>> BEGIN Information supplied

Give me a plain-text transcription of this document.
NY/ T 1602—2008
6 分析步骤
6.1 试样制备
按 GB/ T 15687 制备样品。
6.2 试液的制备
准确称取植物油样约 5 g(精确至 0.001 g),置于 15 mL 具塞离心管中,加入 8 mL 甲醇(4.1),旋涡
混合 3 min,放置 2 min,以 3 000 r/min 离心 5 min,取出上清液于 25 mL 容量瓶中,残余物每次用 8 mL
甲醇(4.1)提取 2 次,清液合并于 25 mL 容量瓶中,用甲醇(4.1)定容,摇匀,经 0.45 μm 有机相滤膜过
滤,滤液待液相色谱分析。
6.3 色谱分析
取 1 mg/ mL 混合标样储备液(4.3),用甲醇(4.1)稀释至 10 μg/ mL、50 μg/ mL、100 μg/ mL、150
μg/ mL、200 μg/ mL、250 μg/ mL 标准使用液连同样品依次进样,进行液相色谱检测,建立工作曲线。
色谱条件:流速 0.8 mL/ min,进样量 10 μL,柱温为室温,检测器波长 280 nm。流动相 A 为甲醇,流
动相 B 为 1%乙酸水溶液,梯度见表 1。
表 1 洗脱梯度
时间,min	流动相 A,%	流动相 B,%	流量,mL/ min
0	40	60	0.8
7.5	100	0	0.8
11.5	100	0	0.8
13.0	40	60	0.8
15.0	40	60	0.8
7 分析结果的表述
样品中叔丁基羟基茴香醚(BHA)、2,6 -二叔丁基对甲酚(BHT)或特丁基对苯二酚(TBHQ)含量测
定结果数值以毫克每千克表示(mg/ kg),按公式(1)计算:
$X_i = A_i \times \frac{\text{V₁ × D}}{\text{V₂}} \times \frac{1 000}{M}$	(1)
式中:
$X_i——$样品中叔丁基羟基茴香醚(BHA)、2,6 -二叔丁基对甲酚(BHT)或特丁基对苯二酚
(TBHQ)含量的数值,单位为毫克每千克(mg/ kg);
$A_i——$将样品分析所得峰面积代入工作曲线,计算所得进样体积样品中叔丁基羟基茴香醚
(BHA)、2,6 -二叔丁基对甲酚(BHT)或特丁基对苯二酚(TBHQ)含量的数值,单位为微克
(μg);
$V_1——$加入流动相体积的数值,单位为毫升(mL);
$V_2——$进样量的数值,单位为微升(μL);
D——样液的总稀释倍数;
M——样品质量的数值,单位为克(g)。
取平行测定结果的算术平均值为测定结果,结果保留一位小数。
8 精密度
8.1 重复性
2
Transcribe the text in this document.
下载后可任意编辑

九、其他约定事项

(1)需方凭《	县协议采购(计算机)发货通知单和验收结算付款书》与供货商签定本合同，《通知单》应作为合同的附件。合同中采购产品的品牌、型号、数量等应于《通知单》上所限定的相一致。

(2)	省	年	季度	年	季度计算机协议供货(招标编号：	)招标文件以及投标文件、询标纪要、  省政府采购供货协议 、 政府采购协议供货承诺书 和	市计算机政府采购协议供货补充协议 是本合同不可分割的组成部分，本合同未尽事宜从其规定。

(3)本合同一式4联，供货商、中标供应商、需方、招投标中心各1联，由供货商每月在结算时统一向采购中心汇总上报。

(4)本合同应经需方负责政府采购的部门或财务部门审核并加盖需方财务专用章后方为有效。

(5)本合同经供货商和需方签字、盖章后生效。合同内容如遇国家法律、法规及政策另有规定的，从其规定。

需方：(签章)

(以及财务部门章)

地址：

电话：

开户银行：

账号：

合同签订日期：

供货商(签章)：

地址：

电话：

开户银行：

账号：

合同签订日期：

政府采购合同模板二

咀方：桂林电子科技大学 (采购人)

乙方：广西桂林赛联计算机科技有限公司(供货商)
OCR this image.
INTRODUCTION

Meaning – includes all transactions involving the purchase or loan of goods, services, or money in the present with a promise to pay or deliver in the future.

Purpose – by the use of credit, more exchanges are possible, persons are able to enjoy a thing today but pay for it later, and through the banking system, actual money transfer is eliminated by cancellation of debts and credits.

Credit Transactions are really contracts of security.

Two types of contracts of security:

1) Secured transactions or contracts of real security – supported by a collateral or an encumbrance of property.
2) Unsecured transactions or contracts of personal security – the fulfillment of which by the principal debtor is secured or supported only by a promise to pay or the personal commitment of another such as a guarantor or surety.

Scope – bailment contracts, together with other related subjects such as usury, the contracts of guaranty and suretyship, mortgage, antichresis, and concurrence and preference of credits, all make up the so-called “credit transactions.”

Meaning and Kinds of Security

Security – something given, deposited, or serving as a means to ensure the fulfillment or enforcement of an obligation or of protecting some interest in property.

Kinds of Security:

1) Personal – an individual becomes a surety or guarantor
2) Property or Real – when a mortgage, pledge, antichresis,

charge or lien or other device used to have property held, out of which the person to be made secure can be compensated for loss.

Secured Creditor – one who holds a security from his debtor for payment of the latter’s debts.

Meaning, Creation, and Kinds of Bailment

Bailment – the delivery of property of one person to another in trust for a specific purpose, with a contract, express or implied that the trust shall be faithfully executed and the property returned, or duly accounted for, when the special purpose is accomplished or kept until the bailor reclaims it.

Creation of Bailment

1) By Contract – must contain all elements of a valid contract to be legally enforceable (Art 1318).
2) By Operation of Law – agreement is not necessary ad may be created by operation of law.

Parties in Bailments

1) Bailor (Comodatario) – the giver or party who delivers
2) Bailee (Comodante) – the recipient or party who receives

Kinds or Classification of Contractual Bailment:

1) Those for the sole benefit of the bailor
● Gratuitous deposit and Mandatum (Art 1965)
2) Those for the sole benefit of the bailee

>> END Information supplied

Task directions: Across the records above, count the lines holding "money" and reply with that number alone.

Answer to the exercise: 2